# [TASK INSTRUCTIONS]
Set all the material down again unchanged, without the pictures.

(Dataset rows about figures)
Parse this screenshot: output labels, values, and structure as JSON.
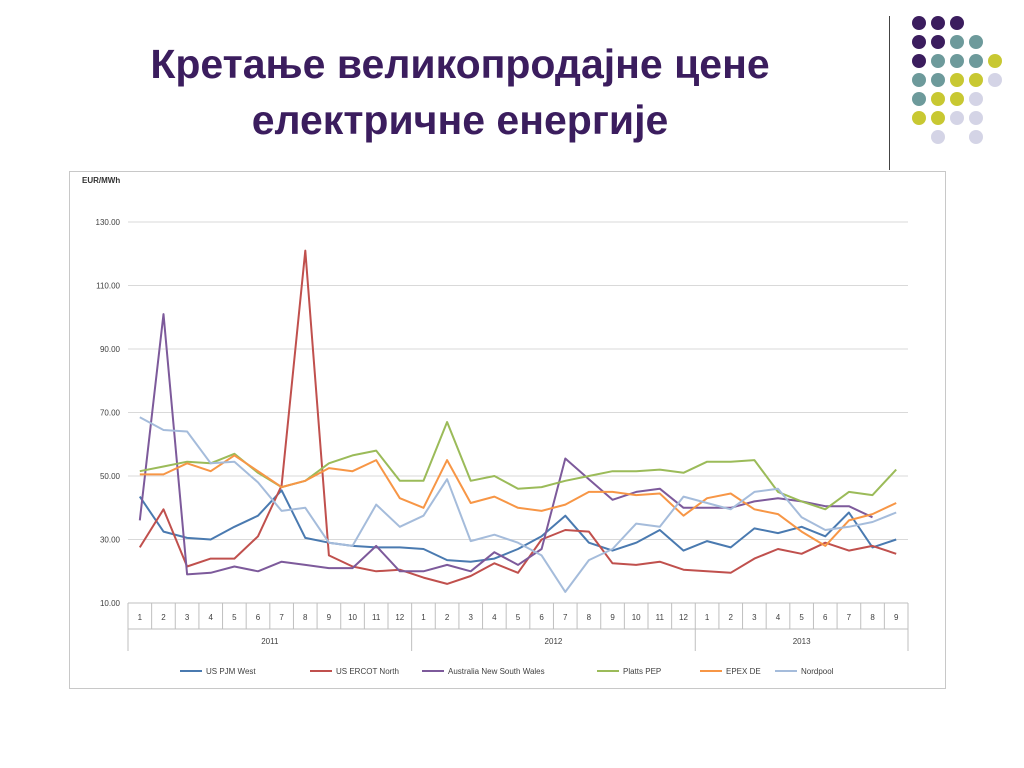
{
  "slide": {
    "title_line1": "Кретање великопродајне цене",
    "title_line2": "електричне енергије"
  },
  "decoration": {
    "colors": {
      "purple": "#3b1d5e",
      "teal": "#6d9a9b",
      "yellow": "#c8c832",
      "lavender": "#d4d4e6"
    }
  },
  "chart_data": {
    "type": "line",
    "ylabel": "EUR/MWh",
    "ylim": [
      10,
      130
    ],
    "yticks": [
      "10.00",
      "30.00",
      "50.00",
      "70.00",
      "90.00",
      "110.00",
      "130.00"
    ],
    "grid": true,
    "legend_position": "bottom",
    "categories": [
      "1",
      "2",
      "3",
      "4",
      "5",
      "6",
      "7",
      "8",
      "9",
      "10",
      "11",
      "12",
      "1",
      "2",
      "3",
      "4",
      "5",
      "6",
      "7",
      "8",
      "9",
      "10",
      "11",
      "12",
      "1",
      "2",
      "3",
      "4",
      "5",
      "6",
      "7",
      "8",
      "9"
    ],
    "year_groups": [
      {
        "label": "2011",
        "count": 12
      },
      {
        "label": "2012",
        "count": 12
      },
      {
        "label": "2013",
        "count": 9
      }
    ],
    "series": [
      {
        "name": "US PJM West",
        "color": "#4a7ab0",
        "values": [
          43.5,
          32.5,
          30.5,
          30,
          34,
          37.5,
          45.5,
          30.5,
          29,
          28,
          27.5,
          27.5,
          27,
          23.5,
          23,
          24,
          27,
          31,
          37.5,
          29,
          26.5,
          29,
          33,
          26.5,
          29.5,
          27.5,
          33.5,
          32,
          34,
          31,
          38.5,
          27.5,
          30
        ]
      },
      {
        "name": "US ERCOT North",
        "color": "#c0504d",
        "values": [
          27.5,
          39.5,
          21.5,
          24,
          24,
          31,
          47,
          121,
          25,
          21.5,
          20,
          20.5,
          18,
          16,
          18.5,
          22.5,
          19.5,
          30,
          33,
          32.5,
          22.5,
          22,
          23,
          20.5,
          20,
          19.5,
          24,
          27,
          25.5,
          29,
          26.5,
          28,
          25.5
        ]
      },
      {
        "name": "Australia New South Wales",
        "color": "#7d5a9b",
        "values": [
          36,
          101,
          19,
          19.5,
          21.5,
          20,
          23,
          22,
          21,
          21,
          28,
          20,
          20,
          22,
          20,
          26,
          22,
          27,
          55.5,
          49,
          42.5,
          45,
          46,
          40,
          40,
          40,
          42,
          43,
          42,
          40.5,
          40.5,
          37,
          null
        ]
      },
      {
        "name": "Platts PEP",
        "color": "#9bbb59",
        "values": [
          51.5,
          53,
          54.5,
          54,
          57,
          51,
          46.5,
          48.5,
          54,
          56.5,
          58,
          48.5,
          48.5,
          67,
          48.5,
          50,
          46,
          46.5,
          48.5,
          50,
          51.5,
          51.5,
          52,
          51,
          54.5,
          54.5,
          55,
          45,
          42,
          39.5,
          45,
          44,
          52
        ]
      },
      {
        "name": "EPEX DE",
        "color": "#f79646",
        "values": [
          50.5,
          50.5,
          54,
          51.5,
          56.5,
          51.5,
          46.5,
          48.5,
          52.5,
          51.5,
          55,
          43,
          40,
          55,
          41.5,
          43.5,
          40,
          39,
          41,
          45,
          45,
          44,
          44.5,
          37.5,
          43,
          44.5,
          39.5,
          38,
          32.5,
          28,
          36,
          38,
          41.5
        ]
      },
      {
        "name": "Nordpool",
        "color": "#a5bcdb",
        "values": [
          68.5,
          64.5,
          64,
          54,
          54.5,
          48,
          39,
          40,
          29,
          28,
          41,
          34,
          37.5,
          49,
          29.5,
          31.5,
          29,
          25,
          13.5,
          23.5,
          27,
          35,
          34,
          43.5,
          41.5,
          39.5,
          45,
          46,
          37,
          33,
          34,
          35.5,
          38.5
        ]
      }
    ]
  }
}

# [FINISHED TASK]
Parse this screenshot: output labels, values, and structure as JSON.
{
  "slide": {
    "title_line1": "Кретање великопродајне цене",
    "title_line2": "електричне енергије"
  },
  "decoration": {
    "colors": {
      "purple": "#3b1d5e",
      "teal": "#6d9a9b",
      "yellow": "#c8c832",
      "lavender": "#d4d4e6"
    }
  },
  "chart_data": {
    "type": "line",
    "ylabel": "EUR/MWh",
    "ylim": [
      10,
      130
    ],
    "yticks": [
      "10.00",
      "30.00",
      "50.00",
      "70.00",
      "90.00",
      "110.00",
      "130.00"
    ],
    "grid": true,
    "legend_position": "bottom",
    "categories": [
      "1",
      "2",
      "3",
      "4",
      "5",
      "6",
      "7",
      "8",
      "9",
      "10",
      "11",
      "12",
      "1",
      "2",
      "3",
      "4",
      "5",
      "6",
      "7",
      "8",
      "9",
      "10",
      "11",
      "12",
      "1",
      "2",
      "3",
      "4",
      "5",
      "6",
      "7",
      "8",
      "9"
    ],
    "year_groups": [
      {
        "label": "2011",
        "count": 12
      },
      {
        "label": "2012",
        "count": 12
      },
      {
        "label": "2013",
        "count": 9
      }
    ],
    "series": [
      {
        "name": "US PJM West",
        "color": "#4a7ab0",
        "values": [
          43.5,
          32.5,
          30.5,
          30,
          34,
          37.5,
          45.5,
          30.5,
          29,
          28,
          27.5,
          27.5,
          27,
          23.5,
          23,
          24,
          27,
          31,
          37.5,
          29,
          26.5,
          29,
          33,
          26.5,
          29.5,
          27.5,
          33.5,
          32,
          34,
          31,
          38.5,
          27.5,
          30
        ]
      },
      {
        "name": "US ERCOT North",
        "color": "#c0504d",
        "values": [
          27.5,
          39.5,
          21.5,
          24,
          24,
          31,
          47,
          121,
          25,
          21.5,
          20,
          20.5,
          18,
          16,
          18.5,
          22.5,
          19.5,
          30,
          33,
          32.5,
          22.5,
          22,
          23,
          20.5,
          20,
          19.5,
          24,
          27,
          25.5,
          29,
          26.5,
          28,
          25.5
        ]
      },
      {
        "name": "Australia New South Wales",
        "color": "#7d5a9b",
        "values": [
          36,
          101,
          19,
          19.5,
          21.5,
          20,
          23,
          22,
          21,
          21,
          28,
          20,
          20,
          22,
          20,
          26,
          22,
          27,
          55.5,
          49,
          42.5,
          45,
          46,
          40,
          40,
          40,
          42,
          43,
          42,
          40.5,
          40.5,
          37,
          null
        ]
      },
      {
        "name": "Platts PEP",
        "color": "#9bbb59",
        "values": [
          51.5,
          53,
          54.5,
          54,
          57,
          51,
          46.5,
          48.5,
          54,
          56.5,
          58,
          48.5,
          48.5,
          67,
          48.5,
          50,
          46,
          46.5,
          48.5,
          50,
          51.5,
          51.5,
          52,
          51,
          54.5,
          54.5,
          55,
          45,
          42,
          39.5,
          45,
          44,
          52
        ]
      },
      {
        "name": "EPEX DE",
        "color": "#f79646",
        "values": [
          50.5,
          50.5,
          54,
          51.5,
          56.5,
          51.5,
          46.5,
          48.5,
          52.5,
          51.5,
          55,
          43,
          40,
          55,
          41.5,
          43.5,
          40,
          39,
          41,
          45,
          45,
          44,
          44.5,
          37.5,
          43,
          44.5,
          39.5,
          38,
          32.5,
          28,
          36,
          38,
          41.5
        ]
      },
      {
        "name": "Nordpool",
        "color": "#a5bcdb",
        "values": [
          68.5,
          64.5,
          64,
          54,
          54.5,
          48,
          39,
          40,
          29,
          28,
          41,
          34,
          37.5,
          49,
          29.5,
          31.5,
          29,
          25,
          13.5,
          23.5,
          27,
          35,
          34,
          43.5,
          41.5,
          39.5,
          45,
          46,
          37,
          33,
          34,
          35.5,
          38.5
        ]
      }
    ]
  }
}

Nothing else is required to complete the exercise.